• [WHAT TO DO]:
Skip the pictures and quote all of the lines exactly.

• [Entries from a dataset]:
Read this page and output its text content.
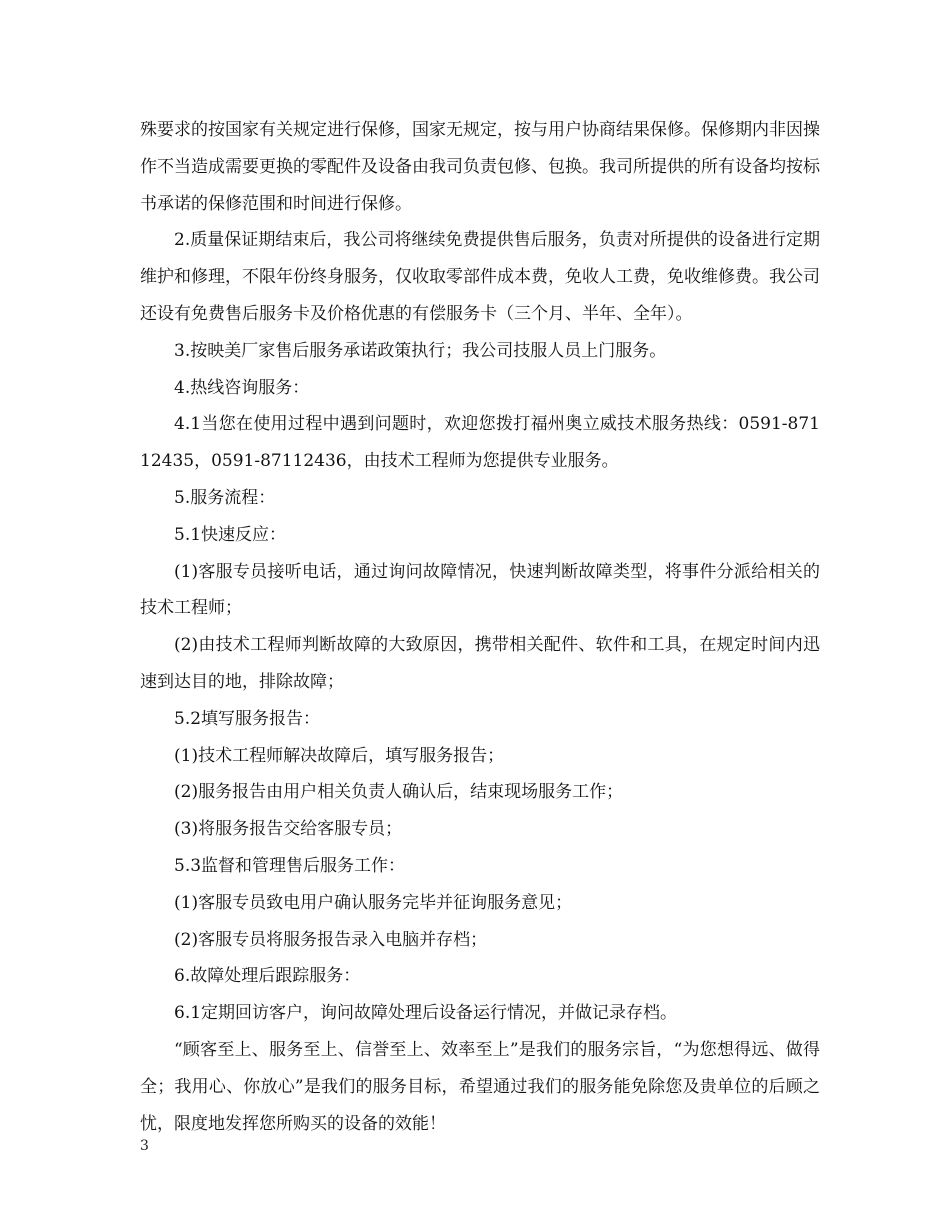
殊要求的按国家有关规定进行保修，国家无规定，按与用户协商结果保修。保修期内非因操作不当造成需要更换的零配件及设备由我司负责包修、包换。我司所提供的所有设备均按标书承诺的保修范围和时间进行保修。

2.质量保证期结束后，我公司将继续免费提供售后服务，负责对所提供的设备进行定期维护和修理，不限年份终身服务，仅收取零部件成本费，免收人工费，免收维修费。我公司还设有免费售后服务卡及价格优惠的有偿服务卡（三个月、半年、全年）。

3.按映美厂家售后服务承诺政策执行；我公司技服人员上门服务。

4.热线咨询服务：

4.1当您在使用过程中遇到问题时，欢迎您拨打福州奥立威技术服务热线：0591-87112435，0591-87112436，由技术工程师为您提供专业服务。

5.服务流程：

5.1快速反应：

(1)客服专员接听电话，通过询问故障情况，快速判断故障类型，将事件分派给相关的技术工程师；

(2)由技术工程师判断故障的大致原因，携带相关配件、软件和工具，在规定时间内迅速到达目的地，排除故障；

5.2填写服务报告：

(1)技术工程师解决故障后，填写服务报告；

(2)服务报告由用户相关负责人确认后，结束现场服务工作；

(3)将服务报告交给客服专员；

5.3监督和管理售后服务工作：

(1)客服专员致电用户确认服务完毕并征询服务意见；

(2)客服专员将服务报告录入电脑并存档；

6.故障处理后跟踪服务：

6.1定期回访客户，询问故障处理后设备运行情况，并做记录存档。

“顾客至上、服务至上、信誉至上、效率至上”是我们的服务宗旨，“为您想得远、做得全；我用心、你放心”是我们的服务目标，希望通过我们的服务能免除您及贵单位的后顾之忧，限度地发挥您所购买的设备的效能！

3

• [TASK SOLUTION]:
Read this page and output its text content.
殊要求的按国家有关规定进行保修，国家无规定，按与用户协商结果保修。保修期内非因操作不当造成需要更换的零配件及设备由我司负责包修、包换。我司所提供的所有设备均按标书承诺的保修范围和时间进行保修。

2.质量保证期结束后，我公司将继续免费提供售后服务，负责对所提供的设备进行定期维护和修理，不限年份终身服务，仅收取零部件成本费，免收人工费，免收维修费。我公司还设有免费售后服务卡及价格优惠的有偿服务卡（三个月、半年、全年）。

3.按映美厂家售后服务承诺政策执行；我公司技服人员上门服务。

4.热线咨询服务：

4.1当您在使用过程中遇到问题时，欢迎您拨打福州奥立威技术服务热线：0591-87112435，0591-87112436，由技术工程师为您提供专业服务。

5.服务流程：

5.1快速反应：

(1)客服专员接听电话，通过询问故障情况，快速判断故障类型，将事件分派给相关的技术工程师；

(2)由技术工程师判断故障的大致原因，携带相关配件、软件和工具，在规定时间内迅速到达目的地，排除故障；

5.2填写服务报告：

(1)技术工程师解决故障后，填写服务报告；

(2)服务报告由用户相关负责人确认后，结束现场服务工作；

(3)将服务报告交给客服专员；

5.3监督和管理售后服务工作：

(1)客服专员致电用户确认服务完毕并征询服务意见；

(2)客服专员将服务报告录入电脑并存档；

6.故障处理后跟踪服务：

6.1定期回访客户，询问故障处理后设备运行情况，并做记录存档。

“顾客至上、服务至上、信誉至上、效率至上”是我们的服务宗旨，“为您想得远、做得全；我用心、你放心”是我们的服务目标，希望通过我们的服务能免除您及贵单位的后顾之忧，限度地发挥您所购买的设备的效能！

3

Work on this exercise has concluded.